__DO THIS__. Copy every line of the data that includes the string "Pantoletten".

- - - - - - -

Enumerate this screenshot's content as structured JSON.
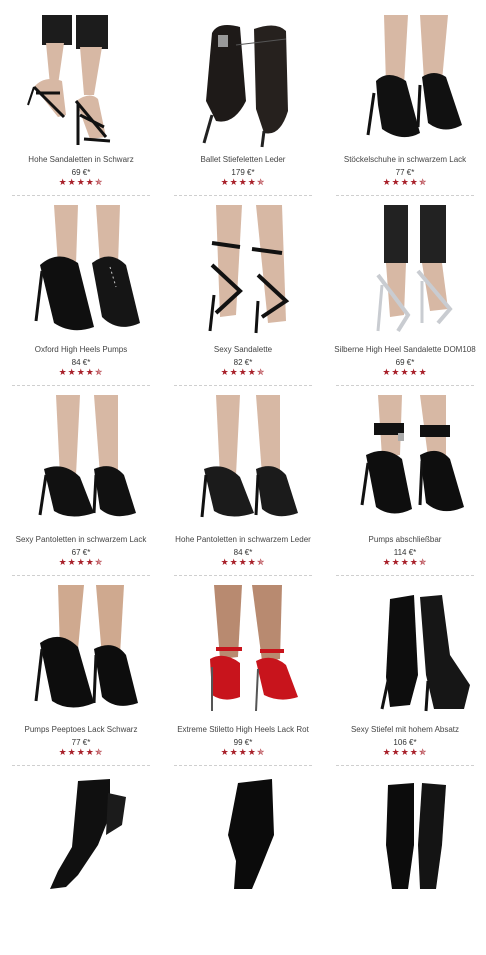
{
  "products": [
    {
      "name": "Hohe Sandaletten in Schwarz",
      "price": "69 €*",
      "rating": "★★★★✯"
    },
    {
      "name": "Ballet Stiefeletten Leder",
      "price": "179 €*",
      "rating": "★★★★✯"
    },
    {
      "name": "Stöckelschuhe in schwarzem Lack",
      "price": "77 €*",
      "rating": "★★★★✯"
    },
    {
      "name": "Oxford High Heels Pumps",
      "price": "84 €*",
      "rating": "★★★★✯"
    },
    {
      "name": "Sexy Sandalette",
      "price": "82 €*",
      "rating": "★★★★✯"
    },
    {
      "name": "Silberne High Heel Sandalette DOM108",
      "price": "69 €*",
      "rating": "★★★★★"
    },
    {
      "name": "Sexy Pantoletten in schwarzem Lack",
      "price": "67 €*",
      "rating": "★★★★✯"
    },
    {
      "name": "Hohe Pantoletten in schwarzem Leder",
      "price": "84 €*",
      "rating": "★★★★✯"
    },
    {
      "name": "Pumps abschließbar",
      "price": "114 €*",
      "rating": "★★★★✯"
    },
    {
      "name": "Pumps Peeptoes Lack Schwarz",
      "price": "77 €*",
      "rating": "★★★★✯"
    },
    {
      "name": "Extreme Stiletto High Heels Lack Rot",
      "price": "99 €*",
      "rating": "★★★★✯"
    },
    {
      "name": "Sexy Stiefel mit hohem Absatz",
      "price": "106 €*",
      "rating": "★★★★✯"
    }
  ],
  "images": [
    "sandal-black-image",
    "ballet-boot-image",
    "pump-black-image",
    "oxford-pump-image",
    "strap-sandal-image",
    "silver-sandal-image",
    "mule-black-image",
    "mule-leather-image",
    "locking-pump-image",
    "peeptoe-pump-image",
    "red-stiletto-image",
    "knee-boot-image",
    "thigh-boot-image",
    "thigh-boot-image",
    "thigh-boot-image"
  ],
  "colors": {
    "star": "#a8202a",
    "skin": "#d7b8a4",
    "shoe": "#1a1a1a",
    "red": "#c8141c",
    "silver": "#c9ccd1"
  }
}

- - - - - - -

__IN RESPONSE__.
      "name": "Sexy Pantoletten in schwarzem Lack",
      "name": "Hohe Pantoletten in schwarzem Leder",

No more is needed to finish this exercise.